● Task to carry out
Copy each line exactly. Drop every picture.

(Collected data entries)
┌────────
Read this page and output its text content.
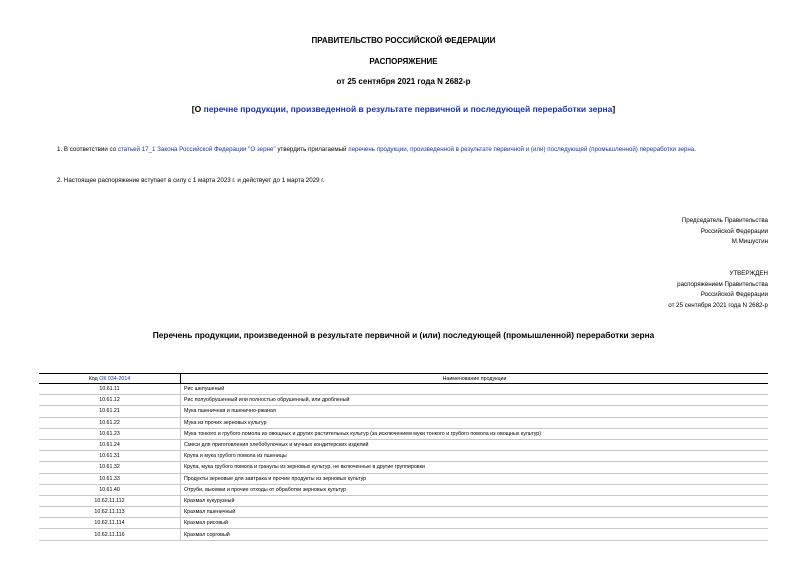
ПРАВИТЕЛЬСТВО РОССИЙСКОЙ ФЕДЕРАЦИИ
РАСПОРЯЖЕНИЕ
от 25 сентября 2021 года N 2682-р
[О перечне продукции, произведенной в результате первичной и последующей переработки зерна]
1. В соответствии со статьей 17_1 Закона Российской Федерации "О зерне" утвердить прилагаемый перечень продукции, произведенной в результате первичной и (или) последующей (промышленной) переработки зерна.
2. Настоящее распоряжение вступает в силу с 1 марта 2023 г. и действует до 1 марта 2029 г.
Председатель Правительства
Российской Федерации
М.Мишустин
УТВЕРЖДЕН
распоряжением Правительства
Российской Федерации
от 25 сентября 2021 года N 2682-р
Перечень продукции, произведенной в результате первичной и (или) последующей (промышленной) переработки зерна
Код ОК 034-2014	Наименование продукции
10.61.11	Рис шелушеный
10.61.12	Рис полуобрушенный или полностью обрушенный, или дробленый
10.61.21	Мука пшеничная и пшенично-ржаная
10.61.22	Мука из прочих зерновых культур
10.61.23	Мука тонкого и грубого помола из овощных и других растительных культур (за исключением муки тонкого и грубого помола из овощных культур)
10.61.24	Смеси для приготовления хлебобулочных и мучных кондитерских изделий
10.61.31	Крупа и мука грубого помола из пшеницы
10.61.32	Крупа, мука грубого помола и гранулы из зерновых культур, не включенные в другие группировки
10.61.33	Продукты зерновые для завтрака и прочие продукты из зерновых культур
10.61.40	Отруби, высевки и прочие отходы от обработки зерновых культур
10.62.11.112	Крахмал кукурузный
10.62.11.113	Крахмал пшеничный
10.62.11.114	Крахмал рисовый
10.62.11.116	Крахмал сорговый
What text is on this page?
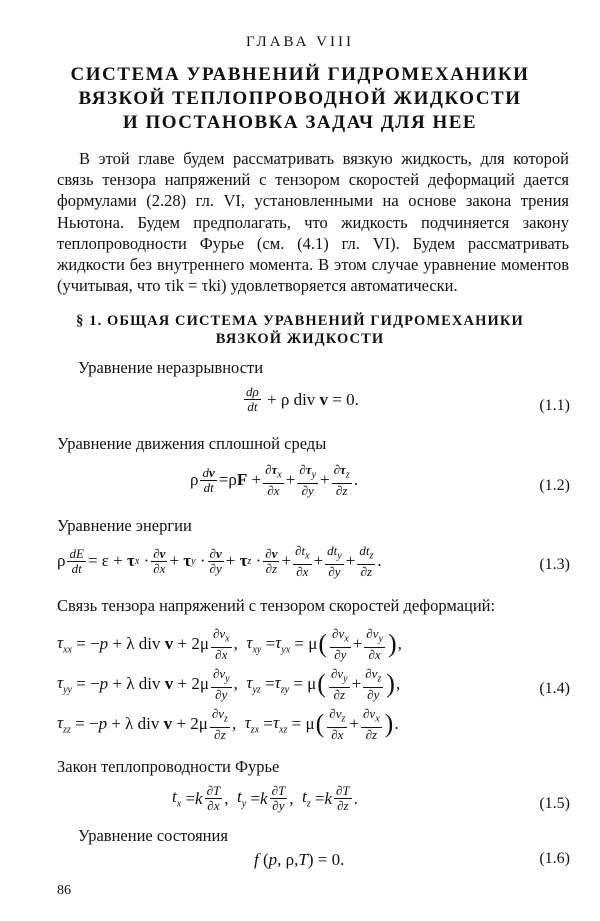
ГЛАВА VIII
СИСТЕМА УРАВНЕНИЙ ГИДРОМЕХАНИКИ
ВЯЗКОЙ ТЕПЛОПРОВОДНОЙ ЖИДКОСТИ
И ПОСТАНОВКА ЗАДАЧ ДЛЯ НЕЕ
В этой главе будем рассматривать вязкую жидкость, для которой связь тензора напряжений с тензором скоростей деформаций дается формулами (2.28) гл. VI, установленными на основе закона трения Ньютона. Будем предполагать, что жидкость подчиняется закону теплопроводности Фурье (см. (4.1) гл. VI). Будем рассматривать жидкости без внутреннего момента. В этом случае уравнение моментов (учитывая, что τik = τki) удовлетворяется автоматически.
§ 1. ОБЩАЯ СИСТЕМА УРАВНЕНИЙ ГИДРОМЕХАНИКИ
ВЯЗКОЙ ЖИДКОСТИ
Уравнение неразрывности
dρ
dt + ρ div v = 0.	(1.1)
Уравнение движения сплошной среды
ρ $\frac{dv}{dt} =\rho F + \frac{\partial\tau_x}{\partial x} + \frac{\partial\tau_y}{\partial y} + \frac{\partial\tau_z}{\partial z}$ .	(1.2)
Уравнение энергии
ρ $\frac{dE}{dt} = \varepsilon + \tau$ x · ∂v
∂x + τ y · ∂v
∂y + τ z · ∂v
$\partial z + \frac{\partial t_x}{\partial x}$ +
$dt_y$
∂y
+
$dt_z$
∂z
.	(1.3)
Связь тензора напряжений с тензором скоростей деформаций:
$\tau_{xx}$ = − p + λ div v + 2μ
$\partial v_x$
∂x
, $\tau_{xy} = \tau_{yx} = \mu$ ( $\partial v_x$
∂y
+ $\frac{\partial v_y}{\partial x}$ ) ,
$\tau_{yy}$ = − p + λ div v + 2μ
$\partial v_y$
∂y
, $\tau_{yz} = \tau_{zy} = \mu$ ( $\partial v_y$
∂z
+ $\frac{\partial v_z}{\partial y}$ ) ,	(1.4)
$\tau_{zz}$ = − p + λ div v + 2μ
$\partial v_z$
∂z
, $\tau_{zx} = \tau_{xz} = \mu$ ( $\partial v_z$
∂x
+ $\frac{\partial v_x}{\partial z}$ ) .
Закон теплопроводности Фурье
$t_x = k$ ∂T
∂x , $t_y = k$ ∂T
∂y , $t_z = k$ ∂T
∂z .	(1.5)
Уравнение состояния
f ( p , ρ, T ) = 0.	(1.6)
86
└────────
● Written answer
Read this page and output its text content.
ПРАВИТЕЛЬСТВО РОССИЙСКОЙ ФЕДЕРАЦИИ
РАСПОРЯЖЕНИЕ
от 25 сентября 2021 года N 2682-р
[О перечне продукции, произведенной в результате первичной и последующей переработки зерна]
1. В соответствии со статьей 17_1 Закона Российской Федерации "О зерне" утвердить прилагаемый перечень продукции, произведенной в результате первичной и (или) последующей (промышленной) переработки зерна.
2. Настоящее распоряжение вступает в силу с 1 марта 2023 г. и действует до 1 марта 2029 г.
Председатель Правительства
Российской Федерации
М.Мишустин
УТВЕРЖДЕН
распоряжением Правительства
Российской Федерации
от 25 сентября 2021 года N 2682-р
Перечень продукции, произведенной в результате первичной и (или) последующей (промышленной) переработки зерна
Код ОК 034-2014	Наименование продукции
10.61.11	Рис шелушеный
10.61.12	Рис полуобрушенный или полностью обрушенный, или дробленый
10.61.21	Мука пшеничная и пшенично-ржаная
10.61.22	Мука из прочих зерновых культур
10.61.23	Мука тонкого и грубого помола из овощных и других растительных культур (за исключением муки тонкого и грубого помола из овощных культур)
10.61.24	Смеси для приготовления хлебобулочных и мучных кондитерских изделий
10.61.31	Крупа и мука грубого помола из пшеницы
10.61.32	Крупа, мука грубого помола и гранулы из зерновых культур, не включенные в другие группировки
10.61.33	Продукты зерновые для завтрака и прочие продукты из зерновых культур
10.61.40	Отруби, высевки и прочие отходы от обработки зерновых культур
10.62.11.112	Крахмал кукурузный
10.62.11.113	Крахмал пшеничный
10.62.11.114	Крахмал рисовый
10.62.11.116	Крахмал сорговый
What text is on this page?
ГЛАВА VIII
СИСТЕМА УРАВНЕНИЙ ГИДРОМЕХАНИКИ
ВЯЗКОЙ ТЕПЛОПРОВОДНОЙ ЖИДКОСТИ
И ПОСТАНОВКА ЗАДАЧ ДЛЯ НЕЕ
В этой главе будем рассматривать вязкую жидкость, для которой связь тензора напряжений с тензором скоростей деформаций дается формулами (2.28) гл. VI, установленными на основе закона трения Ньютона. Будем предполагать, что жидкость подчиняется закону теплопроводности Фурье (см. (4.1) гл. VI). Будем рассматривать жидкости без внутреннего момента. В этом случае уравнение моментов (учитывая, что τik = τki) удовлетворяется автоматически.
§ 1. ОБЩАЯ СИСТЕМА УРАВНЕНИЙ ГИДРОМЕХАНИКИ
ВЯЗКОЙ ЖИДКОСТИ
Уравнение неразрывности
dρ
dt + ρ div v = 0.	(1.1)
Уравнение движения сплошной среды
ρ $\frac{dv}{dt} =\rho F + \frac{\partial\tau_x}{\partial x} + \frac{\partial\tau_y}{\partial y} + \frac{\partial\tau_z}{\partial z}$ .	(1.2)
Уравнение энергии
ρ $\frac{dE}{dt} = \varepsilon + \tau$ x · ∂v
∂x + τ y · ∂v
∂y + τ z · ∂v
$\partial z + \frac{\partial t_x}{\partial x}$ +
$dt_y$
∂y
+
$dt_z$
∂z
.	(1.3)
Связь тензора напряжений с тензором скоростей деформаций:
$\tau_{xx}$ = − p + λ div v + 2μ
$\partial v_x$
∂x
, $\tau_{xy} = \tau_{yx} = \mu$ ( $\partial v_x$
∂y
+ $\frac{\partial v_y}{\partial x}$ ) ,
$\tau_{yy}$ = − p + λ div v + 2μ
$\partial v_y$
∂y
, $\tau_{yz} = \tau_{zy} = \mu$ ( $\partial v_y$
∂z
+ $\frac{\partial v_z}{\partial y}$ ) ,	(1.4)
$\tau_{zz}$ = − p + λ div v + 2μ
$\partial v_z$
∂z
, $\tau_{zx} = \tau_{xz} = \mu$ ( $\partial v_z$
∂x
+ $\frac{\partial v_x}{\partial z}$ ) .
Закон теплопроводности Фурье
$t_x = k$ ∂T
∂x , $t_y = k$ ∂T
∂y , $t_z = k$ ∂T
∂z .	(1.5)
Уравнение состояния
f ( p , ρ, T ) = 0.	(1.6)
86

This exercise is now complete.